Exercise instructions:
Can you write out all the lines word for word, with no pictures?

Material supplied:
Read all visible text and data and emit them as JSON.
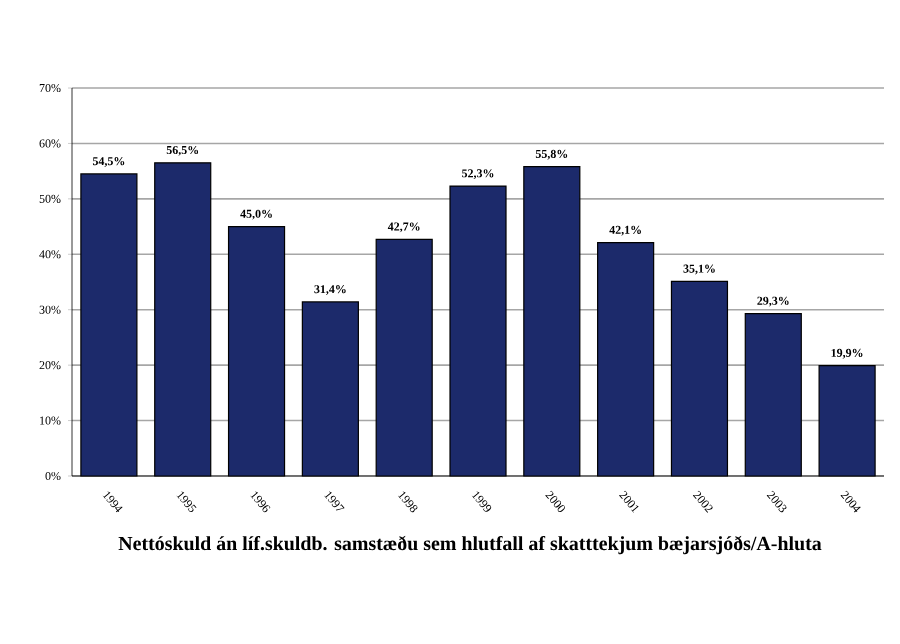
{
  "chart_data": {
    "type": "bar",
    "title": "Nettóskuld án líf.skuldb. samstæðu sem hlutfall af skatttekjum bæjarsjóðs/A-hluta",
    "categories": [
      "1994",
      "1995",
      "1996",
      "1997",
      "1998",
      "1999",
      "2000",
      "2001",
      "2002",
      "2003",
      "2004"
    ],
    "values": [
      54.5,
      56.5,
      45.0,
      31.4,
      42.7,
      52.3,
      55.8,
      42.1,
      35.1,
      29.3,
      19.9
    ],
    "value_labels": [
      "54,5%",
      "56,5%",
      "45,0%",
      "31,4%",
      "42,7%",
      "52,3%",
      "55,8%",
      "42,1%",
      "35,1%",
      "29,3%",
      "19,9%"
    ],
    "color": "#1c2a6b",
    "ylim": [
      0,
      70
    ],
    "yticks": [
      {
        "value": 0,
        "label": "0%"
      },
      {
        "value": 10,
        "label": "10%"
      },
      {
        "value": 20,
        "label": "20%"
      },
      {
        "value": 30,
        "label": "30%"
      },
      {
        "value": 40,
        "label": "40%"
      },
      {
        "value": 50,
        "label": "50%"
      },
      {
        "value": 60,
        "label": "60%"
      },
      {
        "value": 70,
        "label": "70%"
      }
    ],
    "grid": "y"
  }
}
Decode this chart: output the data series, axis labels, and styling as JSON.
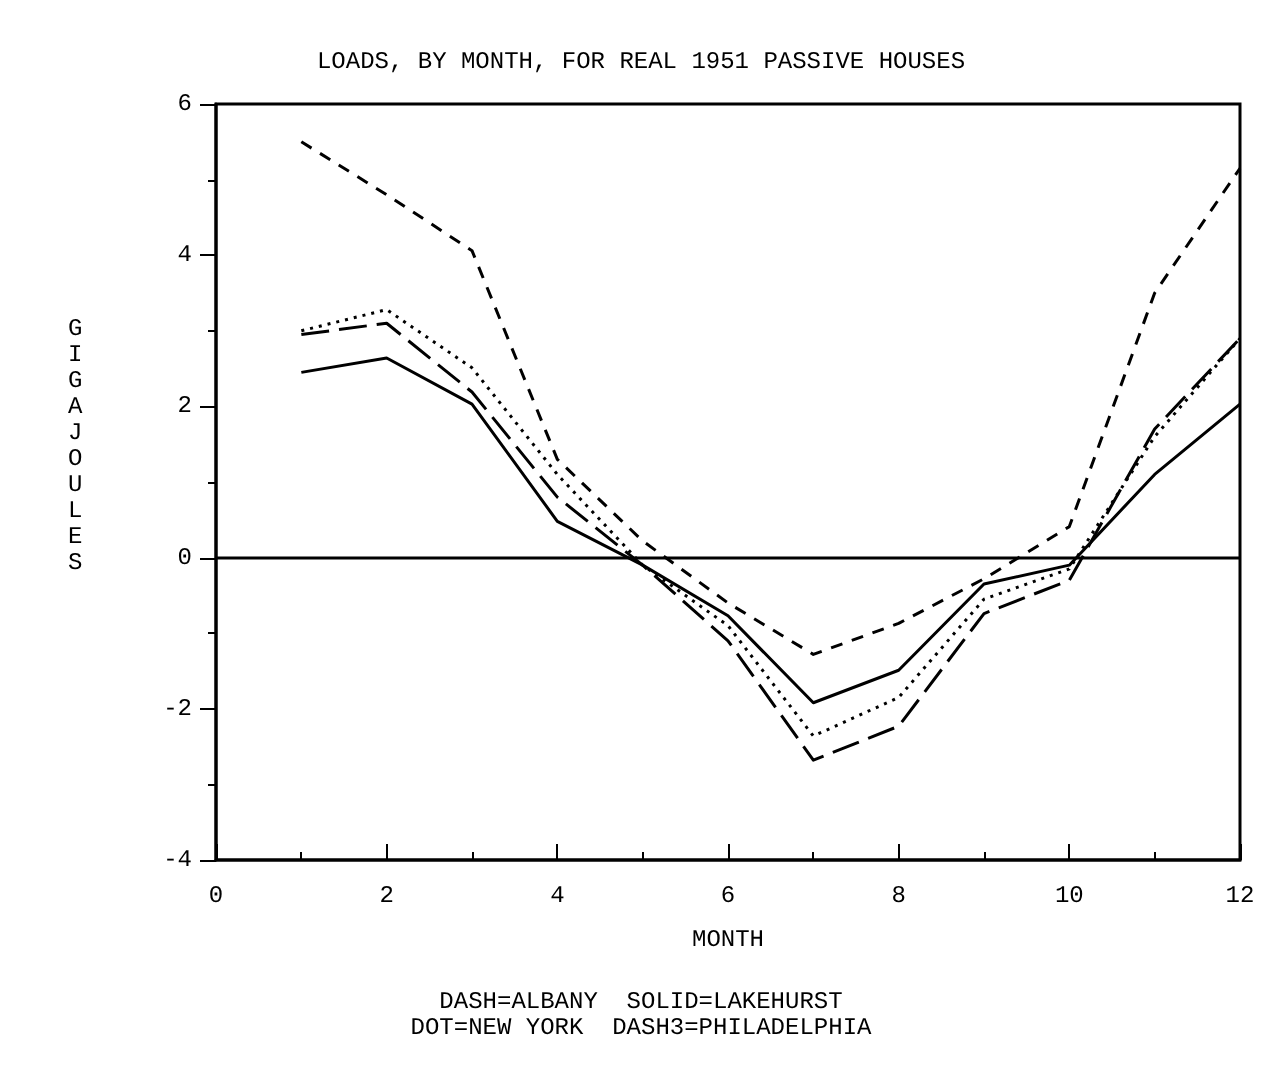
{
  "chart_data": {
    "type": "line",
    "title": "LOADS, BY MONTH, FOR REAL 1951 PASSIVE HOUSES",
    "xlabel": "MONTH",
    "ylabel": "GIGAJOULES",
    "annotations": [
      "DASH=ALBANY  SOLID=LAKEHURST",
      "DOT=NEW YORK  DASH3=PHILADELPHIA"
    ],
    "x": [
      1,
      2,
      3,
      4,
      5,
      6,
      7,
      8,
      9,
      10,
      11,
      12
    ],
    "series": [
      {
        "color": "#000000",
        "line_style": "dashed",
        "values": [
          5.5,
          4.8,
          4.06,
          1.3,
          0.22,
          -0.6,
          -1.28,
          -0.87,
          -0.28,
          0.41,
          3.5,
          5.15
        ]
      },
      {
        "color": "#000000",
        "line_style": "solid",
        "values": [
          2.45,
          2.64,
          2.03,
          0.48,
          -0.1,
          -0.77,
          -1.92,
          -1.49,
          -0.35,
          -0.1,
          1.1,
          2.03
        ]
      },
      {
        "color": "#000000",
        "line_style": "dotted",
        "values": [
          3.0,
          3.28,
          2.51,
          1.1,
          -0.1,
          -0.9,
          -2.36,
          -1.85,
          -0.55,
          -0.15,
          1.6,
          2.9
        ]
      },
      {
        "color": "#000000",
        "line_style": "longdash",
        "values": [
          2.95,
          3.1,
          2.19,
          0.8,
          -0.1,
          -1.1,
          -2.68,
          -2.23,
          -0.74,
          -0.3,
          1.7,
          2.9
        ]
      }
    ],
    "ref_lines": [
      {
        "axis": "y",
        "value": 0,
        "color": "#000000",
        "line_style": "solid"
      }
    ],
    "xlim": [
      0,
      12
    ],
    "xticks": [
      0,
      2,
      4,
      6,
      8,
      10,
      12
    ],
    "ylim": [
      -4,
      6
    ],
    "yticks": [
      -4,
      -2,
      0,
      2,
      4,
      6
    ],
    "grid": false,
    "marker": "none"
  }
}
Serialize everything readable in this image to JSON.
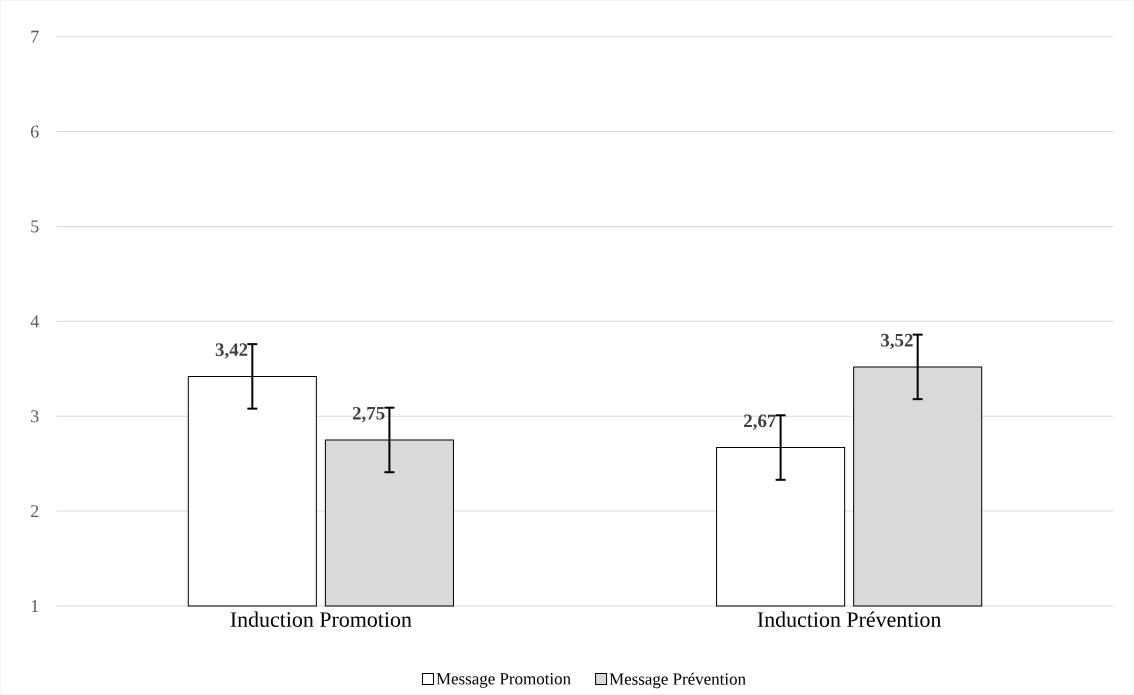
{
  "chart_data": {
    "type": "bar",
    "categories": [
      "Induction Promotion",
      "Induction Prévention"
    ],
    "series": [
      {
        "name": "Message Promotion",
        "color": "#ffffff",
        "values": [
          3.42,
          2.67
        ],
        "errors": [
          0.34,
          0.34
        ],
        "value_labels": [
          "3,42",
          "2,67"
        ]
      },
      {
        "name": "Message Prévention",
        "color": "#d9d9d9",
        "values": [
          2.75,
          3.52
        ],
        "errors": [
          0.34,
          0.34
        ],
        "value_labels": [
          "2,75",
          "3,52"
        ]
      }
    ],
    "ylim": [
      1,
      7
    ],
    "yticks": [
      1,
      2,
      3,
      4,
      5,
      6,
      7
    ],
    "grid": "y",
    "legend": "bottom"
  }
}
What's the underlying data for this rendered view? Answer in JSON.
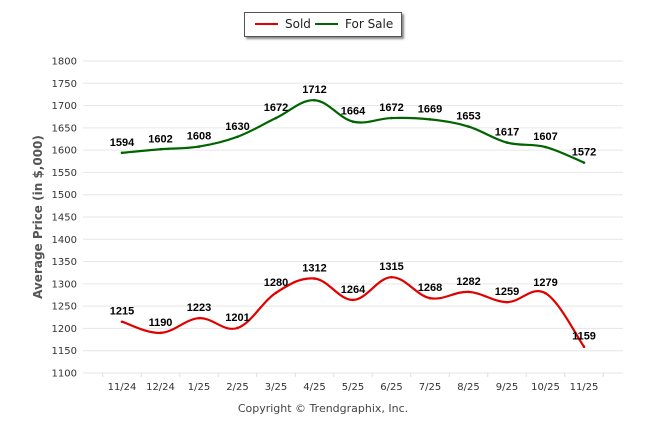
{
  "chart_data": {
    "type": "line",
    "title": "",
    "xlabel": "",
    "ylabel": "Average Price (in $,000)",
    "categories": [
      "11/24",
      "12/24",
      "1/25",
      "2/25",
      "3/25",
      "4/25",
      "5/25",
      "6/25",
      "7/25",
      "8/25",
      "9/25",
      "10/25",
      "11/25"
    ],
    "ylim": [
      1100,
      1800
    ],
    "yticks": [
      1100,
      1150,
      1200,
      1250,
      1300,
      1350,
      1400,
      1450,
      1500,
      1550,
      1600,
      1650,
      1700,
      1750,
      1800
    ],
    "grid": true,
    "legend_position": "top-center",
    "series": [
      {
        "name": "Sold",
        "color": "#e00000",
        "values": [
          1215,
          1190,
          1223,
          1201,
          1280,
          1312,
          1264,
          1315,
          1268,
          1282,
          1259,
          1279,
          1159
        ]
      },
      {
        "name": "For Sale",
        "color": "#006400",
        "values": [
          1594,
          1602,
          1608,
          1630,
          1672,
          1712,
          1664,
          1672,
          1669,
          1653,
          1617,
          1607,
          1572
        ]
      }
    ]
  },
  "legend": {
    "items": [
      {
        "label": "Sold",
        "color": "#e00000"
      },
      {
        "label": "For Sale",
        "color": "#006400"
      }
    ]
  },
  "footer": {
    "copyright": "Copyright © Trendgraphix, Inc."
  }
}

Task output:
Read all visible text and data and emit them as JSON.
{
  "chart_data": {
    "type": "bar",
    "title": "Nettóskuld án líf.skuldb. samstæðu sem hlutfall af skatttekjum bæjarsjóðs/A-hluta",
    "categories": [
      "1994",
      "1995",
      "1996",
      "1997",
      "1998",
      "1999",
      "2000",
      "2001",
      "2002",
      "2003",
      "2004"
    ],
    "values": [
      54.5,
      56.5,
      45.0,
      31.4,
      42.7,
      52.3,
      55.8,
      42.1,
      35.1,
      29.3,
      19.9
    ],
    "value_labels": [
      "54,5%",
      "56,5%",
      "45,0%",
      "31,4%",
      "42,7%",
      "52,3%",
      "55,8%",
      "42,1%",
      "35,1%",
      "29,3%",
      "19,9%"
    ],
    "color": "#1c2a6b",
    "ylim": [
      0,
      70
    ],
    "yticks": [
      {
        "value": 0,
        "label": "0%"
      },
      {
        "value": 10,
        "label": "10%"
      },
      {
        "value": 20,
        "label": "20%"
      },
      {
        "value": 30,
        "label": "30%"
      },
      {
        "value": 40,
        "label": "40%"
      },
      {
        "value": 50,
        "label": "50%"
      },
      {
        "value": 60,
        "label": "60%"
      },
      {
        "value": 70,
        "label": "70%"
      }
    ],
    "grid": "y"
  }
}
Decode this chart: output the data series, axis labels, and styling as JSON.
{
  "chart_data": {
    "type": "line",
    "title": "LOADS, BY MONTH, FOR REAL 1951 PASSIVE HOUSES",
    "xlabel": "MONTH",
    "ylabel": "GIGAJOULES",
    "annotations": [
      "DASH=ALBANY  SOLID=LAKEHURST",
      "DOT=NEW YORK  DASH3=PHILADELPHIA"
    ],
    "x": [
      1,
      2,
      3,
      4,
      5,
      6,
      7,
      8,
      9,
      10,
      11,
      12
    ],
    "series": [
      {
        "color": "#000000",
        "line_style": "dashed",
        "values": [
          5.5,
          4.8,
          4.06,
          1.3,
          0.22,
          -0.6,
          -1.28,
          -0.87,
          -0.28,
          0.41,
          3.5,
          5.15
        ]
      },
      {
        "color": "#000000",
        "line_style": "solid",
        "values": [
          2.45,
          2.64,
          2.03,
          0.48,
          -0.1,
          -0.77,
          -1.92,
          -1.49,
          -0.35,
          -0.1,
          1.1,
          2.03
        ]
      },
      {
        "color": "#000000",
        "line_style": "dotted",
        "values": [
          3.0,
          3.28,
          2.51,
          1.1,
          -0.1,
          -0.9,
          -2.36,
          -1.85,
          -0.55,
          -0.15,
          1.6,
          2.9
        ]
      },
      {
        "color": "#000000",
        "line_style": "longdash",
        "values": [
          2.95,
          3.1,
          2.19,
          0.8,
          -0.1,
          -1.1,
          -2.68,
          -2.23,
          -0.74,
          -0.3,
          1.7,
          2.9
        ]
      }
    ],
    "ref_lines": [
      {
        "axis": "y",
        "value": 0,
        "color": "#000000",
        "line_style": "solid"
      }
    ],
    "xlim": [
      0,
      12
    ],
    "xticks": [
      0,
      2,
      4,
      6,
      8,
      10,
      12
    ],
    "ylim": [
      -4,
      6
    ],
    "yticks": [
      -4,
      -2,
      0,
      2,
      4,
      6
    ],
    "grid": false,
    "marker": "none"
  }
}
Serialize everything readable in this image to JSON.
{
  "chart_data": {
    "type": "bar",
    "categories": [
      "Induction Promotion",
      "Induction Prévention"
    ],
    "series": [
      {
        "name": "Message Promotion",
        "color": "#ffffff",
        "values": [
          3.42,
          2.67
        ],
        "errors": [
          0.34,
          0.34
        ],
        "value_labels": [
          "3,42",
          "2,67"
        ]
      },
      {
        "name": "Message Prévention",
        "color": "#d9d9d9",
        "values": [
          2.75,
          3.52
        ],
        "errors": [
          0.34,
          0.34
        ],
        "value_labels": [
          "2,75",
          "3,52"
        ]
      }
    ],
    "ylim": [
      1,
      7
    ],
    "yticks": [
      1,
      2,
      3,
      4,
      5,
      6,
      7
    ],
    "grid": "y",
    "legend": "bottom"
  }
}
What's the underlying data for this rendered view? Answer in JSON.
{
  "chart_data": {
    "type": "line",
    "title": "",
    "xlabel": "",
    "ylabel": "Average Price (in $,000)",
    "categories": [
      "11/24",
      "12/24",
      "1/25",
      "2/25",
      "3/25",
      "4/25",
      "5/25",
      "6/25",
      "7/25",
      "8/25",
      "9/25",
      "10/25",
      "11/25"
    ],
    "ylim": [
      1100,
      1800
    ],
    "yticks": [
      1100,
      1150,
      1200,
      1250,
      1300,
      1350,
      1400,
      1450,
      1500,
      1550,
      1600,
      1650,
      1700,
      1750,
      1800
    ],
    "grid": true,
    "legend_position": "top-center",
    "series": [
      {
        "name": "Sold",
        "color": "#e00000",
        "values": [
          1215,
          1190,
          1223,
          1201,
          1280,
          1312,
          1264,
          1315,
          1268,
          1282,
          1259,
          1279,
          1159
        ]
      },
      {
        "name": "For Sale",
        "color": "#006400",
        "values": [
          1594,
          1602,
          1608,
          1630,
          1672,
          1712,
          1664,
          1672,
          1669,
          1653,
          1617,
          1607,
          1572
        ]
      }
    ]
  },
  "legend": {
    "items": [
      {
        "label": "Sold",
        "color": "#e00000"
      },
      {
        "label": "For Sale",
        "color": "#006400"
      }
    ]
  },
  "footer": {
    "copyright": "Copyright © Trendgraphix, Inc."
  }
}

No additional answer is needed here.